* _Provided records_

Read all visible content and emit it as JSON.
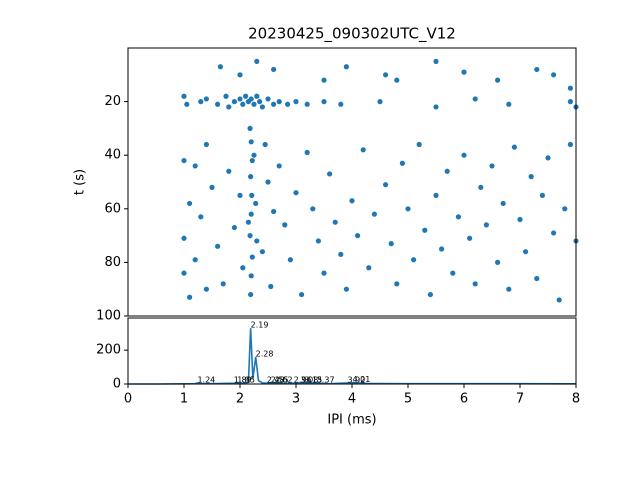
{
  "chart_data": [
    {
      "type": "scatter",
      "title": "20230425_090302UTC_V12",
      "ylabel": "t (s)",
      "color": "#1f77b4",
      "xlim": [
        0,
        8
      ],
      "ylim": [
        100,
        0
      ],
      "yticks": [
        20,
        40,
        60,
        80,
        100
      ],
      "x": [
        1.0,
        1.05,
        1.3,
        1.4,
        1.6,
        1.75,
        1.8,
        1.9,
        2.0,
        2.05,
        2.1,
        2.15,
        2.2,
        2.25,
        2.3,
        2.35,
        2.4,
        2.5,
        2.6,
        2.7,
        2.85,
        3.0,
        3.2,
        3.5,
        3.8,
        4.5,
        5.5,
        6.2,
        6.8,
        7.9,
        8.0,
        1.65,
        2.0,
        2.3,
        2.6,
        3.9,
        4.6,
        5.5,
        6.0,
        6.6,
        7.3,
        7.6,
        3.5,
        4.8,
        7.9,
        2.18,
        2.2,
        2.22,
        2.19,
        2.21,
        2.2,
        2.18,
        2.22,
        2.2,
        2.19,
        2.25,
        2.28,
        2.3,
        2.15,
        1.0,
        1.2,
        1.4,
        1.5,
        1.1,
        1.3,
        1.0,
        1.6,
        1.2,
        1.0,
        1.4,
        1.1,
        1.8,
        1.9,
        1.7,
        2.0,
        2.05,
        2.45,
        2.5,
        2.6,
        2.4,
        2.55,
        2.7,
        2.8,
        2.9,
        3.0,
        3.1,
        3.2,
        3.3,
        3.4,
        3.5,
        3.6,
        3.7,
        3.8,
        3.9,
        4.0,
        4.1,
        4.2,
        4.3,
        4.4,
        4.6,
        4.7,
        4.8,
        4.9,
        5.0,
        5.1,
        5.2,
        5.3,
        5.4,
        5.5,
        5.6,
        5.7,
        5.8,
        5.9,
        6.0,
        6.1,
        6.2,
        6.3,
        6.4,
        6.5,
        6.6,
        6.7,
        6.8,
        6.9,
        7.0,
        7.1,
        7.2,
        7.3,
        7.4,
        7.5,
        7.6,
        7.7,
        7.8,
        7.9,
        8.0
      ],
      "values": [
        18,
        21,
        20,
        19,
        21,
        18,
        22,
        20,
        19,
        21,
        18,
        20,
        19,
        21,
        18,
        20,
        22,
        19,
        21,
        20,
        21,
        20,
        21,
        20,
        21,
        20,
        22,
        19,
        21,
        20,
        22,
        7,
        10,
        5,
        8,
        7,
        10,
        5,
        9,
        12,
        8,
        10,
        12,
        12,
        15,
        30,
        35,
        42,
        48,
        55,
        62,
        70,
        78,
        85,
        92,
        40,
        58,
        72,
        65,
        42,
        44,
        36,
        52,
        58,
        63,
        71,
        74,
        79,
        84,
        90,
        93,
        46,
        67,
        88,
        55,
        82,
        36,
        50,
        61,
        76,
        89,
        44,
        66,
        79,
        54,
        92,
        39,
        60,
        72,
        84,
        47,
        65,
        77,
        90,
        57,
        70,
        38,
        82,
        62,
        51,
        73,
        88,
        43,
        60,
        79,
        36,
        68,
        92,
        55,
        75,
        46,
        84,
        63,
        40,
        71,
        88,
        52,
        66,
        44,
        80,
        58,
        90,
        37,
        64,
        76,
        48,
        86,
        55,
        41,
        69,
        94,
        60,
        36,
        72
      ]
    },
    {
      "type": "line",
      "xlabel": "IPI (ms)",
      "color": "#1f77b4",
      "xlim": [
        0,
        8
      ],
      "xticks": [
        0,
        1,
        2,
        3,
        4,
        5,
        6,
        7,
        8
      ],
      "ylim": [
        0,
        390
      ],
      "yticks": [
        0,
        200
      ],
      "x": [
        0,
        0.5,
        1.0,
        1.2,
        1.24,
        1.3,
        1.6,
        1.89,
        1.95,
        2.05,
        2.15,
        2.19,
        2.23,
        2.28,
        2.33,
        2.4,
        2.48,
        2.55,
        2.62,
        2.8,
        2.96,
        3.08,
        3.15,
        3.37,
        3.6,
        3.92,
        4.01,
        4.3,
        5,
        6,
        7,
        8
      ],
      "values": [
        0,
        0,
        1,
        2,
        6,
        2,
        3,
        5,
        7,
        4,
        10,
        330,
        30,
        160,
        20,
        6,
        5,
        6,
        7,
        3,
        5,
        6,
        7,
        5,
        2,
        6,
        8,
        3,
        2,
        2,
        2,
        1
      ],
      "annotations": [
        {
          "text": "1.24",
          "x": 1.24,
          "y": 6
        },
        {
          "text": "1.89",
          "x": 1.89,
          "y": 5
        },
        {
          "text": "1.95",
          "x": 1.95,
          "y": 7
        },
        {
          "text": "2.19",
          "x": 2.19,
          "y": 330
        },
        {
          "text": "2.28",
          "x": 2.28,
          "y": 160
        },
        {
          "text": "2.48",
          "x": 2.48,
          "y": 5
        },
        {
          "text": "2.55",
          "x": 2.55,
          "y": 6
        },
        {
          "text": "2.62",
          "x": 2.62,
          "y": 7
        },
        {
          "text": "2.96",
          "x": 2.96,
          "y": 5
        },
        {
          "text": "3.08",
          "x": 3.08,
          "y": 6
        },
        {
          "text": "3.15",
          "x": 3.15,
          "y": 7
        },
        {
          "text": "3.37",
          "x": 3.37,
          "y": 5
        },
        {
          "text": "3.92",
          "x": 3.92,
          "y": 6
        },
        {
          "text": "4.01",
          "x": 4.01,
          "y": 8
        }
      ]
    }
  ]
}
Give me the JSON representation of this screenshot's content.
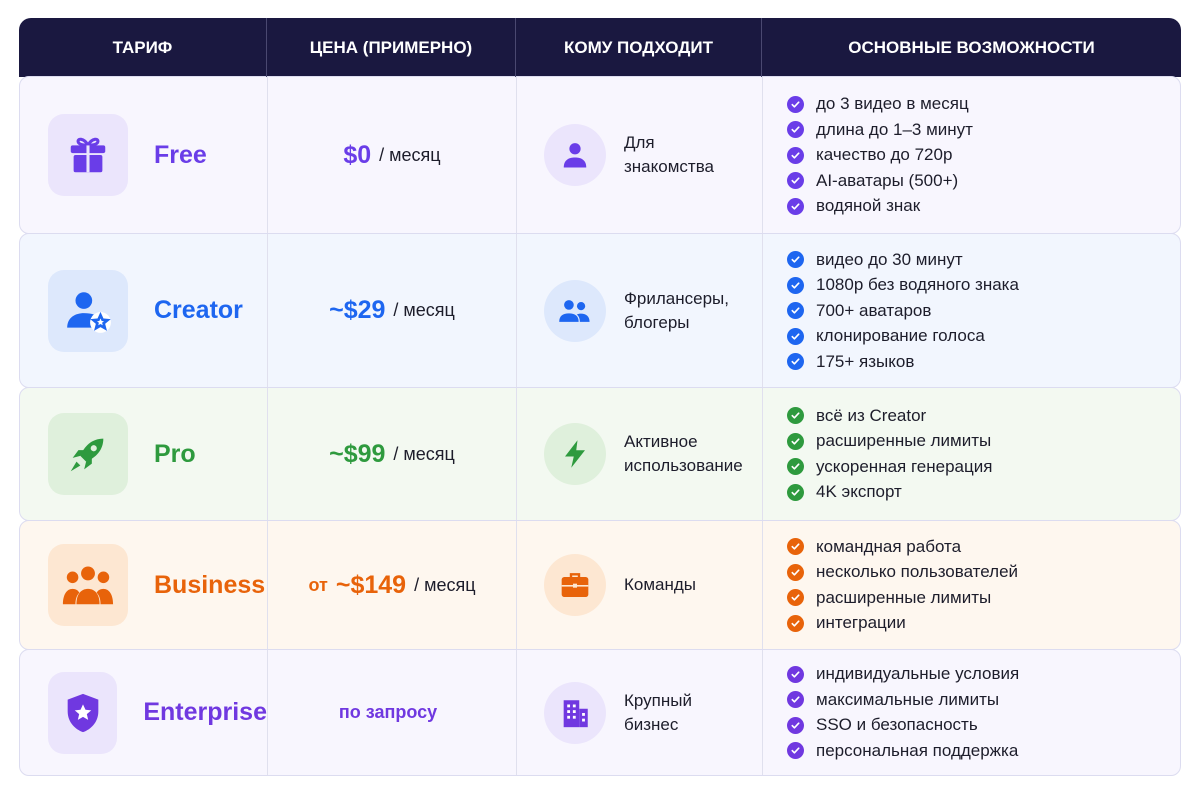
{
  "header": {
    "columns": [
      "ТАРИФ",
      "ЦЕНА (ПРИМЕРНО)",
      "КОМУ ПОДХОДИТ",
      "ОСНОВНЫЕ ВОЗМОЖНОСТИ"
    ]
  },
  "plans": [
    {
      "name": "Free",
      "icon": "gift-icon",
      "audience_icon": "user-icon",
      "color": "#6a3de8",
      "bg": "#f8f6fe",
      "tile": "#ebe5fc",
      "price_prefix": "",
      "price": "$0",
      "period": "/ месяц",
      "audience": "Для\nзнакомства",
      "features": [
        "до 3 видео в месяц",
        "длина до 1–3 минут",
        "качество до 720p",
        "AI-аватары (500+)",
        "водяной знак"
      ]
    },
    {
      "name": "Creator",
      "icon": "user-star-icon",
      "audience_icon": "users-icon",
      "color": "#1e66f0",
      "bg": "#f2f6fe",
      "tile": "#dde8fc",
      "price_prefix": "",
      "price": "~$29",
      "period": "/ месяц",
      "audience": "Фрилансеры,\nблогеры",
      "features": [
        "видео до 30 минут",
        "1080p без водяного знака",
        "700+ аватаров",
        "клонирование голоса",
        "175+ языков"
      ]
    },
    {
      "name": "Pro",
      "icon": "rocket-icon",
      "audience_icon": "lightning-icon",
      "color": "#2e9a3e",
      "bg": "#f3f9f1",
      "tile": "#dff0dc",
      "price_prefix": "",
      "price": "~$99",
      "period": "/ месяц",
      "audience": "Активное\nиспользование",
      "features": [
        "всё из Creator",
        "расширенные лимиты",
        "ускоренная генерация",
        "4K экспорт"
      ]
    },
    {
      "name": "Business",
      "icon": "team-icon",
      "audience_icon": "briefcase-icon",
      "color": "#e8630a",
      "bg": "#fef7ef",
      "tile": "#fde7d2",
      "price_prefix": "от",
      "price": "~$149",
      "period": "/ месяц",
      "audience": "Команды",
      "features": [
        "командная работа",
        "несколько пользователей",
        "расширенные лимиты",
        "интеграции"
      ]
    },
    {
      "name": "Enterprise",
      "icon": "shield-star-icon",
      "audience_icon": "building-icon",
      "color": "#7038e0",
      "bg": "#f8f6fe",
      "tile": "#ebe5fc",
      "price_prefix": "",
      "price": "по запросу",
      "period": "",
      "audience": "Крупный\nбизнес",
      "features": [
        "индивидуальные условия",
        "максимальные лимиты",
        "SSO и безопасность",
        "персональная поддержка"
      ]
    }
  ]
}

* _Instructions to follow_
Write down only how many lines in the listing contain the word "star".

* _Task answer_
2